— Start —

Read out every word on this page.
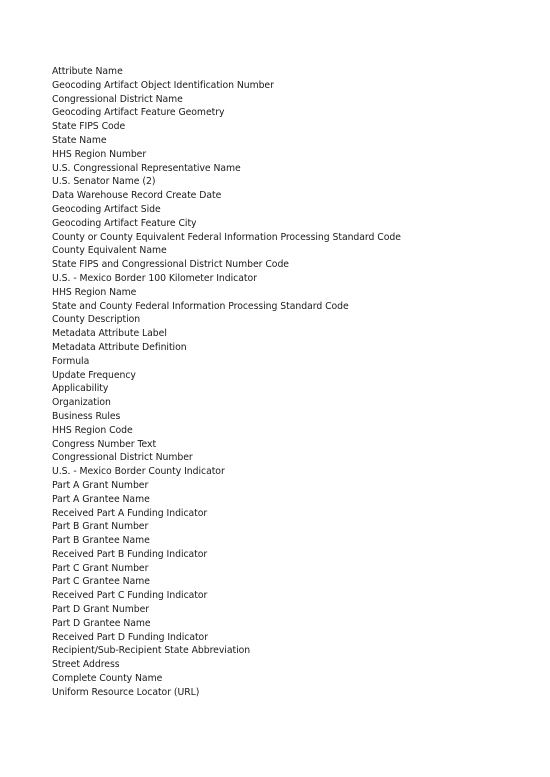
Attribute Name
Geocoding Artifact Object Identification Number
Congressional District Name
Geocoding Artifact Feature Geometry
State FIPS Code
State Name
HHS Region Number
U.S. Congressional Representative Name
U.S. Senator Name (2)
Data Warehouse Record Create Date
Geocoding Artifact Side
Geocoding Artifact Feature City
County or County Equivalent Federal Information Processing Standard Code
County Equivalent Name
State FIPS and Congressional District Number Code
U.S. - Mexico Border 100 Kilometer Indicator
HHS Region Name
State and County Federal Information Processing Standard Code
County Description
Metadata Attribute Label
Metadata Attribute Definition
Formula
Update Frequency
Applicability
Organization
Business Rules
HHS Region Code
Congress Number Text
Congressional District Number
U.S. - Mexico Border County Indicator
Part A Grant Number
Part A Grantee Name
Received Part A Funding Indicator
Part B Grant Number
Part B Grantee Name
Received Part B Funding Indicator
Part C Grant Number
Part C Grantee Name
Received Part C Funding Indicator
Part D Grant Number
Part D Grantee Name
Received Part D Funding Indicator
Recipient/Sub-Recipient State Abbreviation
Street Address
Complete County Name
Uniform Resource Locator (URL)
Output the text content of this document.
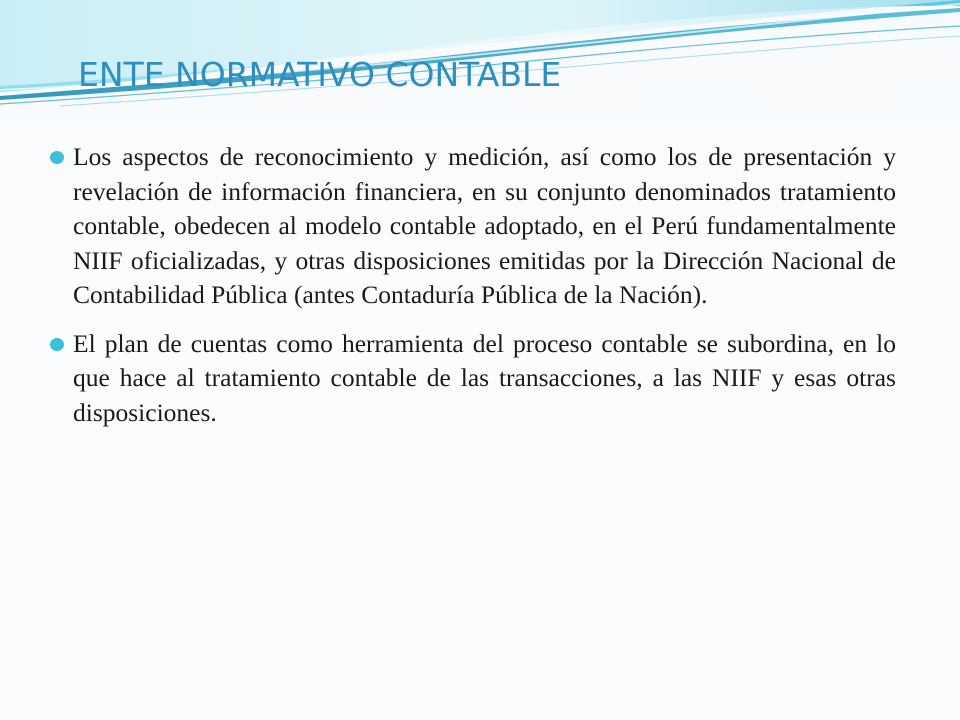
ENTE NORMATIVO CONTABLE

Los aspectos de reconocimiento y medición, así como los de presentación y revelación de información financiera, en su conjunto denominados tratamiento contable, obedecen al modelo contable adoptado, en el Perú fundamentalmente NIIF oficializadas, y otras disposiciones emitidas por la Dirección Nacional de Contabilidad Pública (antes Contaduría Pública de la Nación).

El plan de cuentas como herramienta del proceso contable se subordina, en lo que hace al tratamiento contable de las transacciones, a las NIIF y esas otras disposiciones.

— End —

Pull out each line containing the word "Attribute" and copy it.

Attribute Name
Metadata Attribute Label
Metadata Attribute Definition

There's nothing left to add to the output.